Forse un match visto in veranda con quel venticello. Non so cos’altro. Da qui la rassegnazione di cui sopra. Cerco comunque di dare umilmente un senso a quello strano episodio. Post nubila Phœbus, facendo mente locale, metto a fuoco la mia attenzione sulla communis opinio che del ragazzo di Losanna la tribù del tennis aveva solo un anno fa di questi tempi. E non trovo ricettacolo terminologico più calzante da cui pescare una similitudine sportiva se non dal glossario ciclistico. Quella del tipico gregario. Vieppiù, di un team leader agonisticamente autosufficiente, ma al cospetto della cui grandezza, Stan è riuscito comunque a nobilitare il proprio status sportivo. Da quello di eterno secondo, a quello di delfino di un inarrivabile campione. Adesso, leggere “Wawrinka” nelle arzigogolate proiezioni su e giù per i main draw appena sorteggiati desta un’altra sensazione. Di timore, di rispetto, di induzione al considerare come plausibili estemporanei ed incontenibili exploit. Un’autorevolezza guadagnata e meritata sul campo. Quei gesti fluidi, liristici, melliflui, hanno fatto il resto. Un ATP 250, un master 1000, uno Slam e Coppa Davis. Perchè col senno di poi è facile ragionare, ma se Wawrinka non avesse messo in campo tutta quella personalità nel match di esordio contro Tsonga, porsi qualche lecito interrogativo sull’esito della tre giorni di Lille sarebbe inevitabile. Stan non ha la fama di sregolato e dissoluto viveur del circus. Tutt’altro.

La scelta di lasciare moglie e figlia di pochi mesi per trarre il massimo dagli ultimi anni di carriera, prima di un fisiologico declino, sembra col senno di poi avergli dato ragione. Sul piano dei valori in campo, prima ancora che dei risultati. Il 2014 di Wawrinka ha ingenerato la diffusa sensazione che egli riesca ad essere più di molti altri arbitro della qualità e del livello del suo tennistico game plan. Ha forgiato, inaugurandola, una nuova e speranzosa forma mentis nell’appassionato del tennis-moderno, sempre più naufragante in balia di robotici bimani e di indefesso e stakanovistico atletismo.

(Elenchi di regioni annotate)

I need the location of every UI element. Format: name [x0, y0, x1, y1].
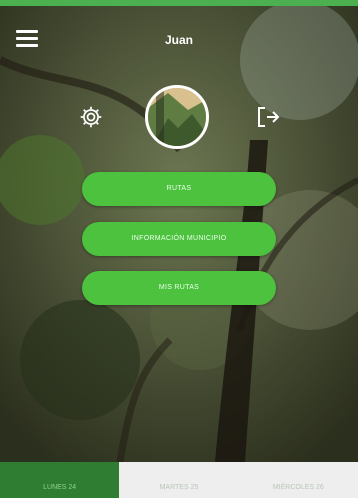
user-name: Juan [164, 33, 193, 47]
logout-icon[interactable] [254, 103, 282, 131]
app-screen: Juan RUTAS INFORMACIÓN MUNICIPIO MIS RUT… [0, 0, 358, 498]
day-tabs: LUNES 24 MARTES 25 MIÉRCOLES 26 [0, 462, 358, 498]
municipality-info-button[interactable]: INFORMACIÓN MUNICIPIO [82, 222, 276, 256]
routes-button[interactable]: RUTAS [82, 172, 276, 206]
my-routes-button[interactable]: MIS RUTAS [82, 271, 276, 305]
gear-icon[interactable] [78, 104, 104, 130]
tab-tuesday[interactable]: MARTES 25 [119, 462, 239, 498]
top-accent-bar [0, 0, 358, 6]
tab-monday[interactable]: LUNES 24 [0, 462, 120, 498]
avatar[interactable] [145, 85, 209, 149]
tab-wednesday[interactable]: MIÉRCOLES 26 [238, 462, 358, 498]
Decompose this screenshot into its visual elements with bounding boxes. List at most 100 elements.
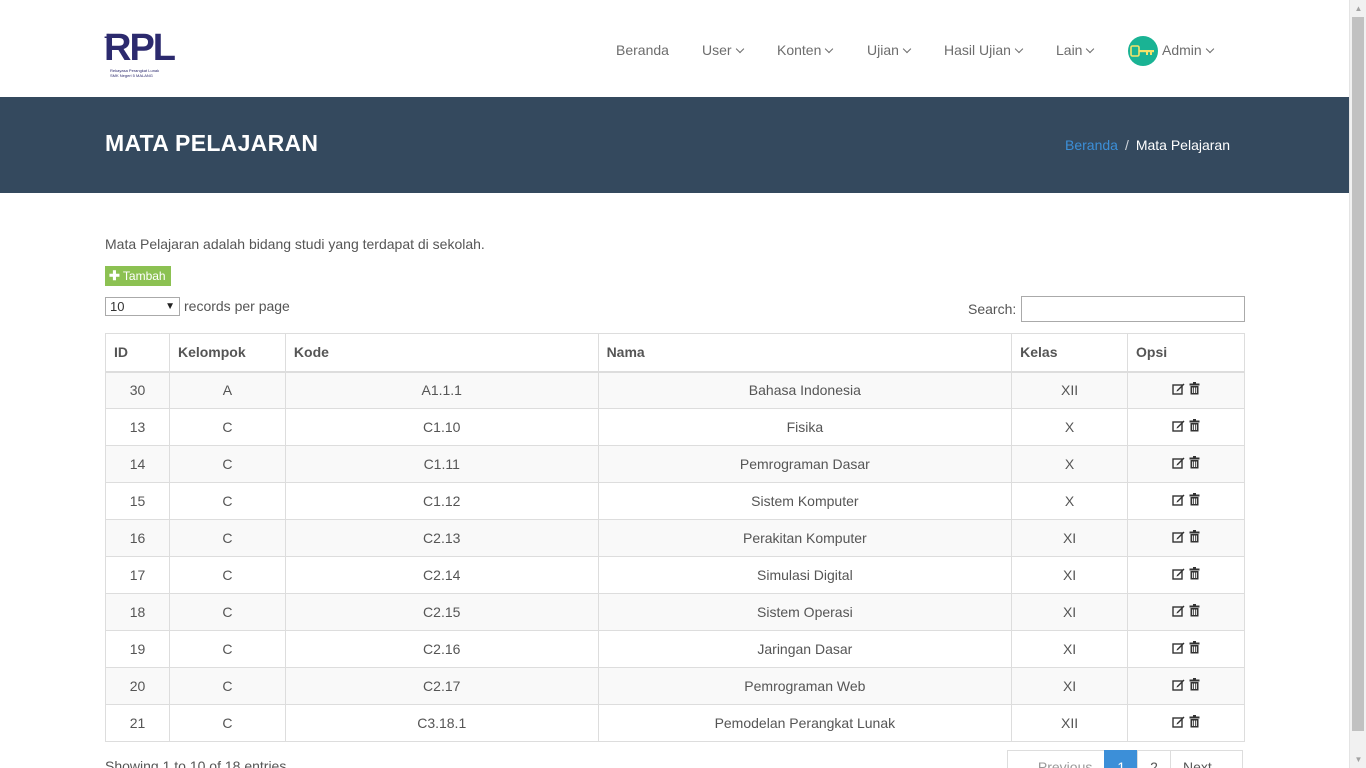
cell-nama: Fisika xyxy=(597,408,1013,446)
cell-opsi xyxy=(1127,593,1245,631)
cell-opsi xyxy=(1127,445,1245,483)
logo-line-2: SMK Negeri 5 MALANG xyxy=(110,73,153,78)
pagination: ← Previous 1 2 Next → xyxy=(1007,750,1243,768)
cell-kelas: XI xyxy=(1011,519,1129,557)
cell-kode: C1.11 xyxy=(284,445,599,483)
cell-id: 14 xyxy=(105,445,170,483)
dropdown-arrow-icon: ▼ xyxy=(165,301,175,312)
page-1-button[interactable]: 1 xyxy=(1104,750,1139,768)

[Problema proposto A] Nel brano su Wawrinka, contro chi ha giocato il match d'esordio della tre giorni di Lille?
[Problema proposto B] Cita dal brano su Wawrinka il passo che comincia con le parole "La scelta di" e fermati dopo le parole "e stakanovistico atletismo.".

[Risposta completa A] Contro Tsonga.

[Risposta completa B]
La scelta di lasciare moglie e figlia di pochi mesi per trarre il massimo dagli ultimi anni di carriera, prima di un fisiologico declino, sembra col senno di poi avergli dato ragione. Sul piano dei valori in campo, prima ancora che dei risultati. Il 2014 di Wawrinka ha ingenerato la diffusa sensazione che egli riesca ad essere più di molti altri arbitro della qualità e del livello del suo tennistico game plan. Ha forgiato, inaugurandola, una nuova e speranzosa forma mentis nell’appassionato del tennis-moderno, sempre più naufragante in balia di robotici bimani e di indefesso e stakanovistico atletismo.